Start of Exercise inputs

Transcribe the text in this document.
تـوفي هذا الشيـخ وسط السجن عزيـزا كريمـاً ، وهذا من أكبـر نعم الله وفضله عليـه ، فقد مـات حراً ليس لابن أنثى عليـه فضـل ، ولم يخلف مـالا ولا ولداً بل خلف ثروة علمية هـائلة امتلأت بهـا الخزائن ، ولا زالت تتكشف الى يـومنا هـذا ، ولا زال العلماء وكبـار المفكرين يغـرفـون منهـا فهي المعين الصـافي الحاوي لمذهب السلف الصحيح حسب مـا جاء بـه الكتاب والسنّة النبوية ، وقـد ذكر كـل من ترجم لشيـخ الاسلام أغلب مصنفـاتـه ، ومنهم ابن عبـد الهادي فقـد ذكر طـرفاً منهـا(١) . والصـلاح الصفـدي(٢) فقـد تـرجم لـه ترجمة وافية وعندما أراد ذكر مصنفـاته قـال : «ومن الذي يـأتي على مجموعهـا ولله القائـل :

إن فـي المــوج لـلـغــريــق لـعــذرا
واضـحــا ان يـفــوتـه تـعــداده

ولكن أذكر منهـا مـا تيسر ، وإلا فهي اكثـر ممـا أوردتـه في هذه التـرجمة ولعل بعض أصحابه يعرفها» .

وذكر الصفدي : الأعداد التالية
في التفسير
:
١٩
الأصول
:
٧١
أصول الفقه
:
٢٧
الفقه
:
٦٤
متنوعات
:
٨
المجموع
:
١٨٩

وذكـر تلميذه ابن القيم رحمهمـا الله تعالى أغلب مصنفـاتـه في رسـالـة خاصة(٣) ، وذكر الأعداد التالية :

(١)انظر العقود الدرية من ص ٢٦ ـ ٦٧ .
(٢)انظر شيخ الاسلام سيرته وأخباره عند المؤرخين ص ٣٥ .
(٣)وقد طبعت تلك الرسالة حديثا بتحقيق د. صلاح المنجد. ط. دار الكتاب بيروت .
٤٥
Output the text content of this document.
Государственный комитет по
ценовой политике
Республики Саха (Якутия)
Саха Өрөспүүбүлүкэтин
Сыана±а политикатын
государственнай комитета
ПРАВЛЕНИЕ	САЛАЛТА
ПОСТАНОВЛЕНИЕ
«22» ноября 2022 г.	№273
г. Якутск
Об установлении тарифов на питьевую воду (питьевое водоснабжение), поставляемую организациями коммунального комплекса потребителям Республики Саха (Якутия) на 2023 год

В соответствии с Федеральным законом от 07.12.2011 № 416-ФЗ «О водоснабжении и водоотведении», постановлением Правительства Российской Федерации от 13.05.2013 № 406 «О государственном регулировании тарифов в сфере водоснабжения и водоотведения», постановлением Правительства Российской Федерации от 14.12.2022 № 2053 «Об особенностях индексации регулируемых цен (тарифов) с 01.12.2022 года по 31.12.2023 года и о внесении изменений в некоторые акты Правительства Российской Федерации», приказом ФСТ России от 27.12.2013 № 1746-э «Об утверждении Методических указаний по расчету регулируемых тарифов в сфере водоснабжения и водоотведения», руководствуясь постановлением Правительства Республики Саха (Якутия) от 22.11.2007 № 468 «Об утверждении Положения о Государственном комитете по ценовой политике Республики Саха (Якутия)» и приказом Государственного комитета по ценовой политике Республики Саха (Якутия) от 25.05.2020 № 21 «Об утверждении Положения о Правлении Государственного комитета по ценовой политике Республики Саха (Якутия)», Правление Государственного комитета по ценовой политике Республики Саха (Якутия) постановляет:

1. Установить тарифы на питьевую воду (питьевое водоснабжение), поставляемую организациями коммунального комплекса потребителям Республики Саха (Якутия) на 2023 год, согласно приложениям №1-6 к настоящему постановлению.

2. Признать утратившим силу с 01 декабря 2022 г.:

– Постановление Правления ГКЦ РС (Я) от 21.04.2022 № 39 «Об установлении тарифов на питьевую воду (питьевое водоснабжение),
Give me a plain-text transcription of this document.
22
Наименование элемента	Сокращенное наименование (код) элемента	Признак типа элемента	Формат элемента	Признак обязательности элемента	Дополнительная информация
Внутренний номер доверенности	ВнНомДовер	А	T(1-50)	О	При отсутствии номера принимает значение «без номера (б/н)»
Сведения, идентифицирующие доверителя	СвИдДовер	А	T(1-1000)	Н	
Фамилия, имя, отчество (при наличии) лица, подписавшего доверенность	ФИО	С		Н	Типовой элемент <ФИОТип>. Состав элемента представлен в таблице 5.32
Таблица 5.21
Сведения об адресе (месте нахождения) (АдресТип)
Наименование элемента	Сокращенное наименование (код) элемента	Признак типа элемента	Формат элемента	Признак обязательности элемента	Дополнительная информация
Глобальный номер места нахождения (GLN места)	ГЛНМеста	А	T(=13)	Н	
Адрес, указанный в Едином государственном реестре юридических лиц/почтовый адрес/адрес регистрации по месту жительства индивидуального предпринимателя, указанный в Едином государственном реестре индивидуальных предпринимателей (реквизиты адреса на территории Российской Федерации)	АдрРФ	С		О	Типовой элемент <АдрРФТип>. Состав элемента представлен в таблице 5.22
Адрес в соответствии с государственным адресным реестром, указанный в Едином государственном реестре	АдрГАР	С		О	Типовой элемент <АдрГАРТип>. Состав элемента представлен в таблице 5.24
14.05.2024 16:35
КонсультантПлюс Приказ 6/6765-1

End of Exercise inputs

Direction: Give the count of lines in the listing above that include "الأعداد", with no other words.

Answer to this exercise: 2